→ WHAT THE TASK ASKS: Within the listing below, locate all lines containing the word "damit". Copy each one.

→ DATA EXTRACTS:
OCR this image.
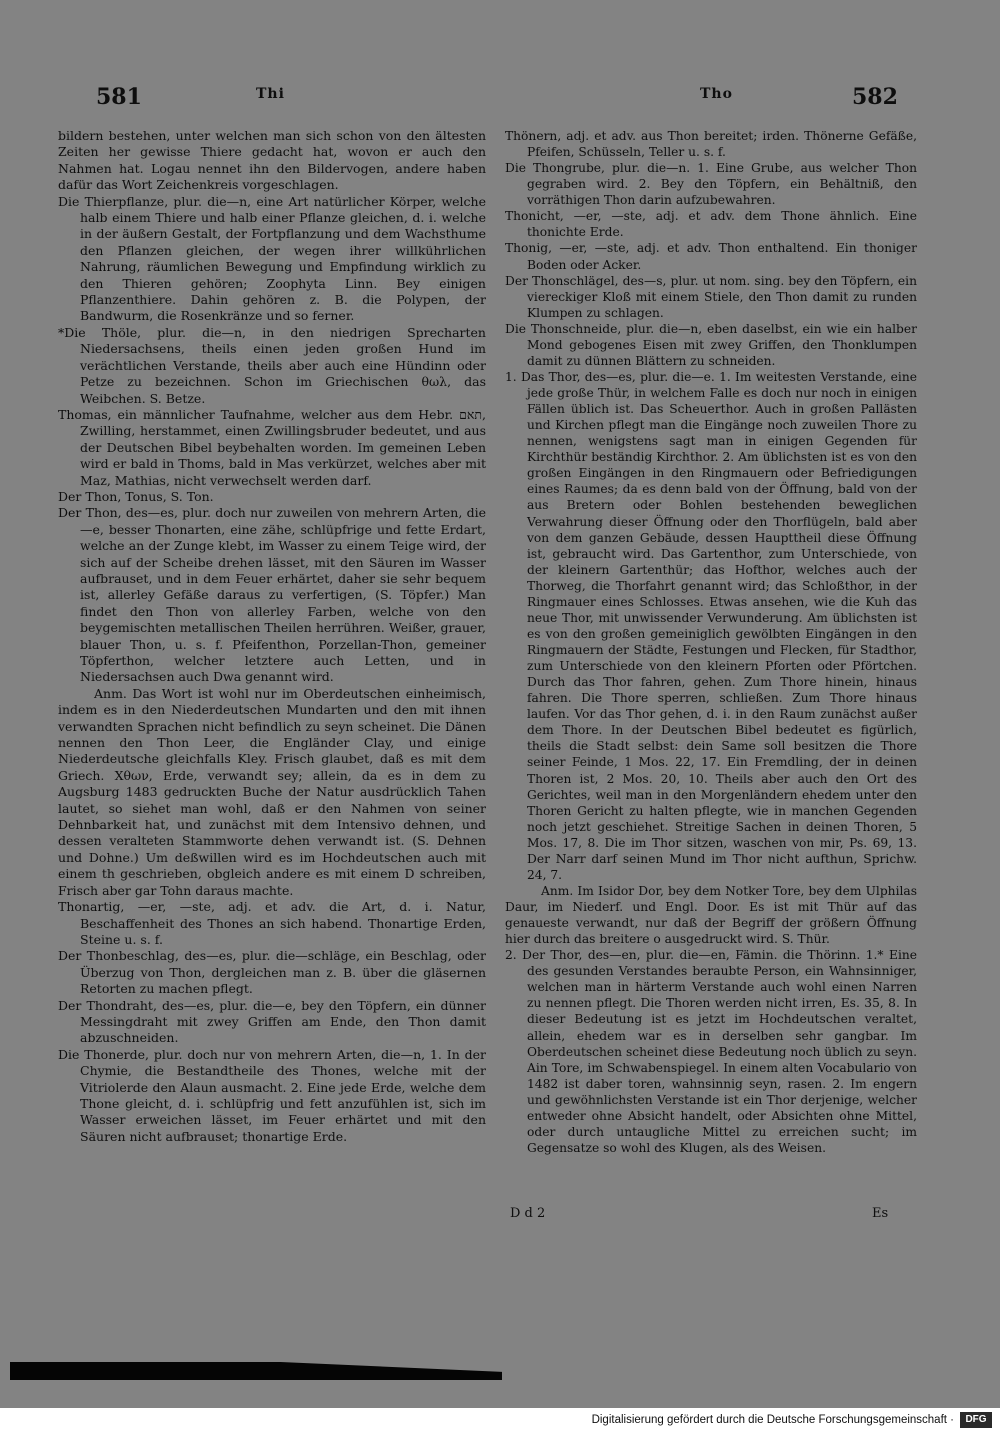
581	Thi	Tho	582

bildern bestehen, unter welchen man sich schon von den ältesten Zeiten her gewisse Thiere gedacht hat, wovon er auch den Nahmen hat. Logau nennet ihn den Bildervogen, andere haben dafür das Wort Zeichenkreis vorgeschlagen.

Die Thierpflanze, plur. die—n, eine Art natürlicher Körper, welche halb einem Thiere und halb einer Pflanze gleichen, d. i. welche in der äußern Gestalt, der Fortpflanzung und dem Wachsthume den Pflanzen gleichen, der wegen ihrer willkührlichen Nahrung, räumlichen Bewegung und Empfindung wirklich zu den Thieren gehören; Zoophyta Linn. Bey einigen Pflanzenthiere. Dahin gehören z. B. die Polypen, der Bandwurm, die Rosenkränze und so ferner.

*Die Thöle, plur. die—n, in den niedrigen Sprecharten Niedersachsens, theils einen jeden großen Hund im verächtlichen Verstande, theils aber auch eine Hündinn oder Petze zu bezeichnen. Schon im Griechischen θωλ, das Weibchen. S. Betze.

Thomas, ein männlicher Taufnahme, welcher aus dem Hebr. תאם, Zwilling, herstammet, einen Zwillingsbruder bedeutet, und aus der Deutschen Bibel beybehalten worden. Im gemeinen Leben wird er bald in Thoms, bald in Mas verkürzet, welches aber mit Maz, Mathias, nicht verwechselt werden darf.

Der Thon, Tonus, S. Ton.

Der Thon, des—es, plur. doch nur zuweilen von mehrern Arten, die—e, besser Thonarten, eine zähe, schlüpfrige und fette Erdart, welche an der Zunge klebt, im Wasser zu einem Teige wird, der sich auf der Scheibe drehen lässet, mit den Säuren im Wasser aufbrauset, und in dem Feuer erhärtet, daher sie sehr bequem ist, allerley Gefäße daraus zu verfertigen, (S. Töpfer.) Man findet den Thon von allerley Farben, welche von den beygemischten metallischen Theilen herrühren. Weißer, grauer, blauer Thon, u. s. f. Pfeifenthon, Porzellan-Thon, gemeiner Töpferthon, welcher letztere auch Letten, und in Niedersachsen auch Dwa genannt wird.

Anm. Das Wort ist wohl nur im Oberdeutschen einheimisch, indem es in den Niederdeutschen Mundarten und den mit ihnen verwandten Sprachen nicht befindlich zu seyn scheinet. Die Dänen nennen den Thon Leer, die Engländer Clay, und einige Niederdeutsche gleichfalls Kley. Frisch glaubet, daß es mit dem Griech. Χθων, Erde, verwandt sey; allein, da es in dem zu Augsburg 1483 gedruckten Buche der Natur ausdrücklich Tahen lautet, so siehet man wohl, daß er den Nahmen von seiner Dehnbarkeit hat, und zunächst mit dem Intensivo dehnen, und dessen veralteten Stammworte dehen verwandt ist. (S. Dehnen und Dohne.) Um deßwillen wird es im Hochdeutschen auch mit einem th geschrieben, obgleich andere es mit einem D schreiben, Frisch aber gar Tohn daraus machte.

Thonartig, —er, —ste, adj. et adv. die Art, d. i. Natur, Beschaffenheit des Thones an sich habend. Thonartige Erden, Steine u. s. f.

Der Thonbeschlag, des—es, plur. die—schläge, ein Beschlag, oder Überzug von Thon, dergleichen man z. B. über die gläsernen Retorten zu machen pflegt.

Der Thondraht, des—es, plur. die—e, bey den Töpfern, ein dünner Messingdraht mit zwey Griffen am Ende, den Thon damit abzuschneiden.

Die Thonerde, plur. doch nur von mehrern Arten, die—n, 1. In der Chymie, die Bestandtheile des Thones, welche mit der Vitriolerde den Alaun ausmacht. 2. Eine jede Erde, welche dem Thone gleicht, d. i. schlüpfrig und fett anzufühlen ist, sich im Wasser erweichen lässet, im Feuer erhärtet und mit den Säuren nicht aufbrauset; thonartige Erde.

Thönern, adj. et adv. aus Thon bereitet; irden. Thönerne Gefäße, Pfeifen, Schüsseln, Teller u. s. f.

Die Thongrube, plur. die—n. 1. Eine Grube, aus welcher Thon gegraben wird. 2. Bey den Töpfern, ein Behältniß, den vorräthigen Thon darin aufzubewahren.

Thonicht, —er, —ste, adj. et adv. dem Thone ähnlich. Eine thonichte Erde.

Thonig, —er, —ste, adj. et adv. Thon enthaltend. Ein thoniger Boden oder Acker.

Der Thonschlägel, des—s, plur. ut nom. sing. bey den Töpfern, ein viereckiger Kloß mit einem Stiele, den Thon damit zu runden Klumpen zu schlagen.

Die Thonschneide, plur. die—n, eben daselbst, ein wie ein halber Mond gebogenes Eisen mit zwey Griffen, den Thonklumpen damit zu dünnen Blättern zu schneiden.

1. Das Thor, des—es, plur. die—e. 1. Im weitesten Verstande, eine jede große Thür, in welchem Falle es doch nur noch in einigen Fällen üblich ist. Das Scheuerthor. Auch in großen Pallästen und Kirchen pflegt man die Eingänge noch zuweilen Thore zu nennen, wenigstens sagt man in einigen Gegenden für Kirchthür beständig Kirchthor. 2. Am üblichsten ist es von den großen Eingängen in den Ringmauern oder Befriedigungen eines Raumes; da es denn bald von der Öffnung, bald von der aus Bretern oder Bohlen bestehenden beweglichen Verwahrung dieser Öffnung oder den Thorflügeln, bald aber von dem ganzen Gebäude, dessen Haupttheil diese Öffnung ist, gebraucht wird. Das Gartenthor, zum Unterschiede, von der kleinern Gartenthür; das Hofthor, welches auch der Thorweg, die Thorfahrt genannt wird; das Schloßthor, in der Ringmauer eines Schlosses. Etwas ansehen, wie die Kuh das neue Thor, mit unwissender Verwunderung. Am üblichsten ist es von den großen gemeiniglich gewölbten Eingängen in den Ringmauern der Städte, Festungen und Flecken, für Stadthor, zum Unterschiede von den kleinern Pforten oder Pförtchen. Durch das Thor fahren, gehen. Zum Thore hinein, hinaus fahren. Die Thore sperren, schließen. Zum Thore hinaus laufen. Vor das Thor gehen, d. i. in den Raum zunächst außer dem Thore. In der Deutschen Bibel bedeutet es figürlich, theils die Stadt selbst: dein Same soll besitzen die Thore seiner Feinde, 1 Mos. 22, 17. Ein Fremdling, der in deinen Thoren ist, 2 Mos. 20, 10. Theils aber auch den Ort des Gerichtes, weil man in den Morgenländern ehedem unter den Thoren Gericht zu halten pflegte, wie in manchen Gegenden noch jetzt geschiehet. Streitige Sachen in deinen Thoren, 5 Mos. 17, 8. Die im Thor sitzen, waschen von mir, Ps. 69, 13. Der Narr darf seinen Mund im Thor nicht aufthun, Sprichw. 24, 7.

Anm. Im Isidor Dor, bey dem Notker Tore, bey dem Ulphilas Daur, im Niederf. und Engl. Door. Es ist mit Thür auf das genaueste verwandt, nur daß der Begriff der größern Öffnung hier durch das breitere o ausgedruckt wird. S. Thür.

2. Der Thor, des—en, plur. die—en, Fämin. die Thörinn. 1.* Eine des gesunden Verstandes beraubte Person, ein Wahnsinniger, welchen man in härterm Verstande auch wohl einen Narren zu nennen pflegt. Die Thoren werden nicht irren, Es. 35, 8. In dieser Bedeutung ist es jetzt im Hochdeutschen veraltet, allein, ehedem war es in derselben sehr gangbar. Im Oberdeutschen scheinet diese Bedeutung noch üblich zu seyn. Ain Tore, im Schwabenspiegel. In einem alten Vocabulario von 1482 ist daber toren, wahnsinnig seyn, rasen. 2. Im engern und gewöhnlichsten Verstande ist ein Thor derjenige, welcher entweder ohne Absicht handelt, oder Absichten ohne Mittel, oder durch untaugliche Mittel zu erreichen sucht; im Gegensatze so wohl des Klugen, als des Weisen.

D d 2	Es
Digitalisierung gefördert durch die Deutsche Forschungsgemeinschaft ·	DFG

→ COMPLETED TASK:
Der Thondraht, des—es, plur. die—e, bey den Töpfern, ein dünner Messingdraht mit zwey Griffen am Ende, den Thon damit abzuschneiden.
Der Thonschlägel, des—s, plur. ut nom. sing. bey den Töpfern, ein viereckiger Kloß mit einem Stiele, den Thon damit zu runden Klumpen zu schlagen.
Die Thonschneide, plur. die—n, eben daselbst, ein wie ein halber Mond gebogenes Eisen mit zwey Griffen, den Thonklumpen damit zu dünnen Blättern zu schneiden.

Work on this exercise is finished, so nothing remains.